WHAT TO PRODUCE -
Transcribe each of the records below exactly, excluding all pictures.

SUPPLIED RECORDS -
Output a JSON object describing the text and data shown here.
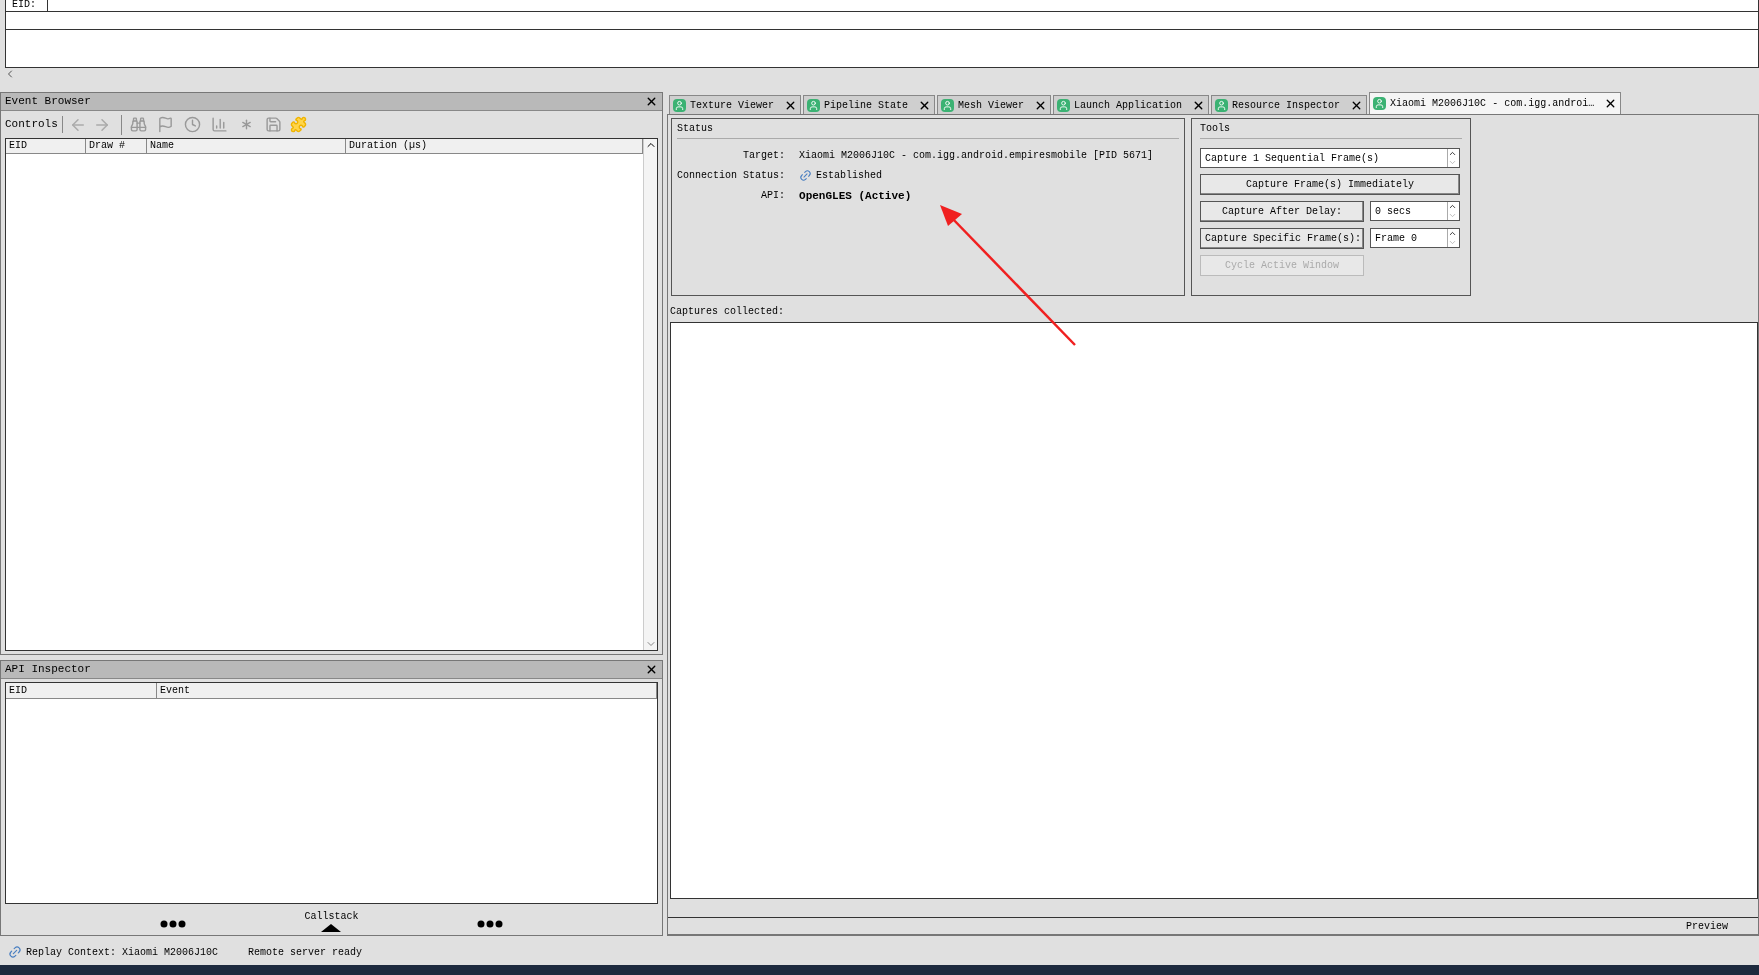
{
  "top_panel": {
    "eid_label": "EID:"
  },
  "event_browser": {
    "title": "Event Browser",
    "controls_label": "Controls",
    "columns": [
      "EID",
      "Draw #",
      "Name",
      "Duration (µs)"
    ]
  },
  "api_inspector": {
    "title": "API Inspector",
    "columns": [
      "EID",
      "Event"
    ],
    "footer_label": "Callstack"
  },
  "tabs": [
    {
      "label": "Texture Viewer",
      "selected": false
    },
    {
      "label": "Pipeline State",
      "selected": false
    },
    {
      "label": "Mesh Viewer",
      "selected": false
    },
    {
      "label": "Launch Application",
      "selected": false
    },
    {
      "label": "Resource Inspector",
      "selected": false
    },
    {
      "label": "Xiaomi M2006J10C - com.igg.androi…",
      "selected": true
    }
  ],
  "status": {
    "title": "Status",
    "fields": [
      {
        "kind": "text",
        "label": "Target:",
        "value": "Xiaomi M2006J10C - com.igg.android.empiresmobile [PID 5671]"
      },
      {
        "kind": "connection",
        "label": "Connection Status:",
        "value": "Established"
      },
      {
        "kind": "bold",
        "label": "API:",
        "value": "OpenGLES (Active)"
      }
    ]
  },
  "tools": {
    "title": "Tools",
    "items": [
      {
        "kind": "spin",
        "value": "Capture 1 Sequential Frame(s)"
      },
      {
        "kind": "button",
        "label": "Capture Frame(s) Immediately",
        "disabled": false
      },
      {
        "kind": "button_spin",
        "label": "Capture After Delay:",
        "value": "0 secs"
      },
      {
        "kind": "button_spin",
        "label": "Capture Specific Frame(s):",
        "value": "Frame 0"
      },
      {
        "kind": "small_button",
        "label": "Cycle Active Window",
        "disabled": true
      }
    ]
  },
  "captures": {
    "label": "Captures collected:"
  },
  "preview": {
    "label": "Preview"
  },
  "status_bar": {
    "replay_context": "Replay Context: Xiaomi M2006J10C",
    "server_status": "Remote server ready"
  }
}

RESPONSE -
Output a JSON object describing the text and data shown here.
{
  "top_panel": {
    "eid_label": "EID:"
  },
  "event_browser": {
    "title": "Event Browser",
    "controls_label": "Controls",
    "columns": [
      "EID",
      "Draw #",
      "Name",
      "Duration (µs)"
    ]
  },
  "api_inspector": {
    "title": "API Inspector",
    "columns": [
      "EID",
      "Event"
    ],
    "footer_label": "Callstack"
  },
  "tabs": [
    {
      "label": "Texture Viewer",
      "selected": false
    },
    {
      "label": "Pipeline State",
      "selected": false
    },
    {
      "label": "Mesh Viewer",
      "selected": false
    },
    {
      "label": "Launch Application",
      "selected": false
    },
    {
      "label": "Resource Inspector",
      "selected": false
    },
    {
      "label": "Xiaomi M2006J10C - com.igg.androi…",
      "selected": true
    }
  ],
  "status": {
    "title": "Status",
    "fields": [
      {
        "kind": "text",
        "label": "Target:",
        "value": "Xiaomi M2006J10C - com.igg.android.empiresmobile [PID 5671]"
      },
      {
        "kind": "connection",
        "label": "Connection Status:",
        "value": "Established"
      },
      {
        "kind": "bold",
        "label": "API:",
        "value": "OpenGLES (Active)"
      }
    ]
  },
  "tools": {
    "title": "Tools",
    "items": [
      {
        "kind": "spin",
        "value": "Capture 1 Sequential Frame(s)"
      },
      {
        "kind": "button",
        "label": "Capture Frame(s) Immediately",
        "disabled": false
      },
      {
        "kind": "button_spin",
        "label": "Capture After Delay:",
        "value": "0 secs"
      },
      {
        "kind": "button_spin",
        "label": "Capture Specific Frame(s):",
        "value": "Frame 0"
      },
      {
        "kind": "small_button",
        "label": "Cycle Active Window",
        "disabled": true
      }
    ]
  },
  "captures": {
    "label": "Captures collected:"
  },
  "preview": {
    "label": "Preview"
  },
  "status_bar": {
    "replay_context": "Replay Context: Xiaomi M2006J10C",
    "server_status": "Remote server ready"
  }
}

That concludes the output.